*The request*
Exact reproduction of the data is required, with images excluded.

*Entries provided*
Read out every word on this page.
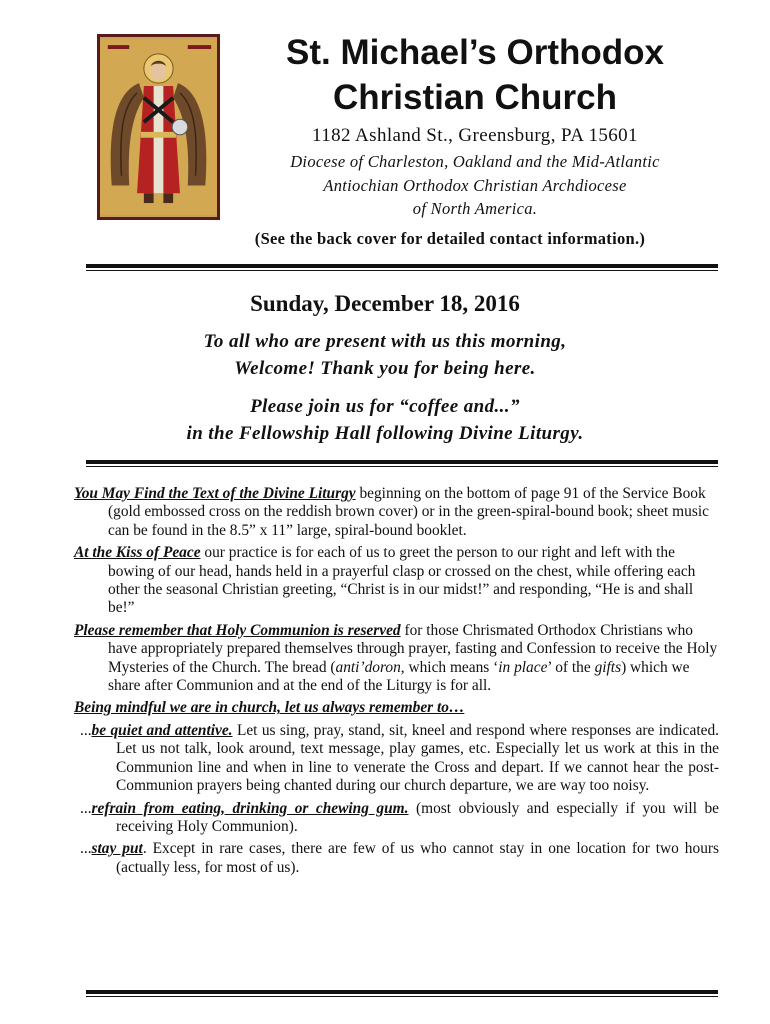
St. Michael’s Orthodox
Christian Church
1182 Ashland St., Greensburg, PA 15601
Diocese of Charleston, Oakland and the Mid-Atlantic
Antiochian Orthodox Christian Archdiocese
of North America.
(See the back cover for detailed contact information.)
Sunday, December 18, 2016
To all who are present with us this morning,
Welcome! Thank you for being here.
Please join us for “coffee and...”
in the Fellowship Hall following Divine Liturgy.

You May Find the Text of the Divine Liturgy beginning on the bottom of page 91 of the Service Book (gold embossed cross on the reddish brown cover) or in the green-spiral-bound book; sheet music can be found in the 8.5” x 11” large, spiral-bound booklet.

At the Kiss of Peace our practice is for each of us to greet the person to our right and left with the bowing of our head, hands held in a prayerful clasp or crossed on the chest, while offering each other the seasonal Christian greeting, “Christ is in our midst!” and responding, “He is and shall be!”

Please remember that Holy Communion is reserved for those Chrismated Orthodox Christians who have appropriately prepared themselves through prayer, fasting and Confession to receive the Holy Mysteries of the Church. The bread (anti’doron, which means ‘in place’ of the gifts) which we share after Communion and at the end of the Liturgy is for all.

Being mindful we are in church, let us always remember to…

...be quiet and attentive. Let us sing, pray, stand, sit, kneel and respond where responses are indicated. Let us not talk, look around, text message, play games, etc. Especially let us work at this in the Communion line and when in line to venerate the Cross and depart. If we cannot hear the post-Communion prayers being chanted during our church departure, we are way too noisy.

...refrain from eating, drinking or chewing gum. (most obviously and especially if you will be receiving Holy Communion).

...stay put. Except in rare cases, there are few of us who cannot stay in one location for two hours (actually less, for most of us).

*Solved exercise*
Read out every word on this page.
St. Michael’s Orthodox
Christian Church
1182 Ashland St., Greensburg, PA 15601
Diocese of Charleston, Oakland and the Mid-Atlantic
Antiochian Orthodox Christian Archdiocese
of North America.
(See the back cover for detailed contact information.)
Sunday, December 18, 2016
To all who are present with us this morning,
Welcome! Thank you for being here.
Please join us for “coffee and...”
in the Fellowship Hall following Divine Liturgy.

You May Find the Text of the Divine Liturgy beginning on the bottom of page 91 of the Service Book (gold embossed cross on the reddish brown cover) or in the green-spiral-bound book; sheet music can be found in the 8.5” x 11” large, spiral-bound booklet.

At the Kiss of Peace our practice is for each of us to greet the person to our right and left with the bowing of our head, hands held in a prayerful clasp or crossed on the chest, while offering each other the seasonal Christian greeting, “Christ is in our midst!” and responding, “He is and shall be!”

Please remember that Holy Communion is reserved for those Chrismated Orthodox Christians who have appropriately prepared themselves through prayer, fasting and Confession to receive the Holy Mysteries of the Church. The bread (anti’doron, which means ‘in place’ of the gifts) which we share after Communion and at the end of the Liturgy is for all.

Being mindful we are in church, let us always remember to…

...be quiet and attentive. Let us sing, pray, stand, sit, kneel and respond where responses are indicated. Let us not talk, look around, text message, play games, etc. Especially let us work at this in the Communion line and when in line to venerate the Cross and depart. If we cannot hear the post-Communion prayers being chanted during our church departure, we are way too noisy.

...refrain from eating, drinking or chewing gum. (most obviously and especially if you will be receiving Holy Communion).

...stay put. Except in rare cases, there are few of us who cannot stay in one location for two hours (actually less, for most of us).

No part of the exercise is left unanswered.